= ESTRATTO DEL TESTO =
/---

LA SUA STORIA - Zvetana Bojurina, ha cominciato a giocare a pallavolo nel 1968 nella sua città natale. Poi ha vinto tre titoli nazionali e tre coppe di Bulgaria, una coppa Campioni ('79) e una coppa delle Coppe ('82). «Sono stati belli i tempi dell’Italia – aggiunge – anche perché mi hanno fatto conoscere l’amore, Sandro, un giornalista sportivo. Sono stata la prima straniera della Teodora Ravenna, allenata da Guerra e con Manuela Benelli bravissima alzatrice. Era una squadra che ha vinto 11 campionati consecutivi. Sono arrivata a Ravenna a ottobre 1982 e ho vinto gli scudetti negli anni 1983, 1984 e 1986».
IL RAPPORTO COL CIBO – Come ha cambiato la sua vita il contatto con la dieta? «Molto, perché ho scoperto come il cibo influenzi la prestazione agonistica – ci racconta Zvetana -. Fino a quando sono venuta in Italia non sapevo che cosa erano i carboidrati e le proteine, quali alimenti li contenevano e quali era necessario mangiare per assimilare i giusti componenti utili alla mia prestazione sportiva. In Bulgaria si mangiavano peperoni, crauti e pasticci di carne senza alcuna regola. Qui, in Italia, ho cominciato a mangiare cibi facili da digerire, come la pasta in bianco o al pomodoro, la carne e molta verdura e frutta. Qualche volta la mozzarella o il prosciutto, ma niente patatine fritte. Non potevamo mangiare la pizza, nemmeno dopo la partita, perché avremmo dovuto viaggiare e la pizza ci avrebbe guastato la digestione. Quindi non soltanto attenzione al cibo in vista della gara, ma anche nella vita quotidiana».

\---

= QUESITO 1 =
Rispondi alle domande sull'articolo su Zvetana Bojurina:
(a) In che anno ha cominciato a giocare a pallavolo?
(b) In quale mese e anno è arrivata a Ravenna?
(c) Quali cibi si mangiavano in Bulgaria?
= QUESITO 2 =
Elenca tutti gli alimenti che, secondo l'articolo su Zvetana Bojurina, lei ha cominciato a mangiare in Italia.
= QUESITO 3 =
Prosegui l'articolo su Zvetana Bojurina a partire dall'ultima frase riportata.

= MATERIALE FORNITO =
/---

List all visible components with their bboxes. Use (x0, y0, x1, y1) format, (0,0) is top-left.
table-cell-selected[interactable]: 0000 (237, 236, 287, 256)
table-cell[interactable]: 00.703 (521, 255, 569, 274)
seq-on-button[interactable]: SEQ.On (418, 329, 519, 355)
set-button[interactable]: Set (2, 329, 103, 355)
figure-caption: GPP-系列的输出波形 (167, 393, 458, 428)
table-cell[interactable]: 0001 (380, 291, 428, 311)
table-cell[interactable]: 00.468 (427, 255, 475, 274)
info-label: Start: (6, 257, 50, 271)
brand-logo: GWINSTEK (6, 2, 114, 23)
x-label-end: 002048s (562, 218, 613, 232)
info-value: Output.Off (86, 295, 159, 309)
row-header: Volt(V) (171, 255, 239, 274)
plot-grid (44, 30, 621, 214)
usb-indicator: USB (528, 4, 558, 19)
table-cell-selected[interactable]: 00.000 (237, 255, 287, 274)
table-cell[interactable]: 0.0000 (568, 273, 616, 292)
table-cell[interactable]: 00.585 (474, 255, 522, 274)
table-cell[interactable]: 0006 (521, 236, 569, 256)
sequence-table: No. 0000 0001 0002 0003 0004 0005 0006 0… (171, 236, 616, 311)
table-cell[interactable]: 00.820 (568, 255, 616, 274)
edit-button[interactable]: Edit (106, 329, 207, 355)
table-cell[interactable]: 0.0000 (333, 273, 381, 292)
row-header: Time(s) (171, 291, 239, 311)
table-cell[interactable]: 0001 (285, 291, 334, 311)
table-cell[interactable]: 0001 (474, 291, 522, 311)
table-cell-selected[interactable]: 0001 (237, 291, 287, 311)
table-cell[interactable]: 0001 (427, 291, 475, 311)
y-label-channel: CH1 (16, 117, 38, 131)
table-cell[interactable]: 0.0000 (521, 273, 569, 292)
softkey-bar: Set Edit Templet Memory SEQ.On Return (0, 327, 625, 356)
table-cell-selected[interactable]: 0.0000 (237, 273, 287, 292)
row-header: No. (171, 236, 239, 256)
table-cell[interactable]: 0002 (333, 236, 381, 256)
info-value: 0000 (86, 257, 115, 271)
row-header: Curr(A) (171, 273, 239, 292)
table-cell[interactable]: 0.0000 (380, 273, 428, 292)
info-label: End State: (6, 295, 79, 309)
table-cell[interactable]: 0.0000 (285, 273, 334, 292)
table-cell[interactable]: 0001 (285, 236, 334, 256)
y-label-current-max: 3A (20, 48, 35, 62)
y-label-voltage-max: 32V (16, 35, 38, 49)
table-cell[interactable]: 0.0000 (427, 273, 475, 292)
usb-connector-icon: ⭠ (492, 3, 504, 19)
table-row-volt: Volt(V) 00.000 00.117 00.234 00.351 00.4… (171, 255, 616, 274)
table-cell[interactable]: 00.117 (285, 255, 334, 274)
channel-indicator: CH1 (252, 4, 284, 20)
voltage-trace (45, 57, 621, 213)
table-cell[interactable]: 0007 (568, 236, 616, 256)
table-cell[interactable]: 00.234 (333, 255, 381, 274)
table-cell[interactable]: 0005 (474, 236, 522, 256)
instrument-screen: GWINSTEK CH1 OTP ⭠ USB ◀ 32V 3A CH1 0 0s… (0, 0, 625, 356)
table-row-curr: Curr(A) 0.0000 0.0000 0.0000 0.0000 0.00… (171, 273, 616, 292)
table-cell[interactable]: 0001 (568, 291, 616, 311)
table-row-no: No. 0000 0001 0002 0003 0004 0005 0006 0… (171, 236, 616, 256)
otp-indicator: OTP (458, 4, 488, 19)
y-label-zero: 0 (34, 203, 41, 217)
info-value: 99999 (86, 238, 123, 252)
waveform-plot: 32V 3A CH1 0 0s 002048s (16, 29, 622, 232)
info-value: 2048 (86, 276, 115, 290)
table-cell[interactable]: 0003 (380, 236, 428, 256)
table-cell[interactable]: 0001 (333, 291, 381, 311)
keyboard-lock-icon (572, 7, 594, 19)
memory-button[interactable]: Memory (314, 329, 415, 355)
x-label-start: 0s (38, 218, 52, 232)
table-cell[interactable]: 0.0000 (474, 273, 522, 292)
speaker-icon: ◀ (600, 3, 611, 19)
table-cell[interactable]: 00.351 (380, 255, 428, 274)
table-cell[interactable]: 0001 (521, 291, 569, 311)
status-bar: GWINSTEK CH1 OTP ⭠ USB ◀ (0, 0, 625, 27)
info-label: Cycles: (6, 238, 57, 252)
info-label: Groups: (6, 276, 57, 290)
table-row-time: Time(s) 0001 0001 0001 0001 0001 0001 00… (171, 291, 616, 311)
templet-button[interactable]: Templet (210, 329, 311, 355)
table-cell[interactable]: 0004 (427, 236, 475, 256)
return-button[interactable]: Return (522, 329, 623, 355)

\---

= RISPOSTA 1 =
(a) Nel 1968.
(b) A ottobre 1982.
(c) Peperoni, crauti e pasticci di carne.

= RISPOSTA 2 =
- pasta in bianco o al pomodoro
- carne
- verdura
- frutta
- mozzarella
- prosciutto

= RISPOSTA 3 =
I CONTROLLI MEDICI – Qualcuno controllava il vostro stato di salute? «Questo sì, era un impegno civile in Bulgaria, allora stato socialista – aggiunge l’atleta – e ogni 6 mesi dovevamo sottoporci ad esami clinici di controllo. Infatti una nostra compagna è risultata malata di leucemia, e ha dovuto lasciare lo sport. Ma avendo scoperto la malattia in tempo, è riuscita a curarsi e a tornare in campo. Questo è molto bello, perché senza lo sport e i controlli medici, la ragazza poteva anche morire». Quale era il rapporto delle sue compagne di squadra con il cibo? «Non si facevano problemi perché, a quei tempi – dice - non c’era attenzione al fisico perfetto, non c’era la ricerca spasmodica ad apparire di oggi. E poi le ragazze non avevano tempo da perdere. Anche a Ravenna non erano professioniste. Fra la scuola, gli allenamenti, il lavoro e le gare non c’era proprio il tempo per “sgarrare”».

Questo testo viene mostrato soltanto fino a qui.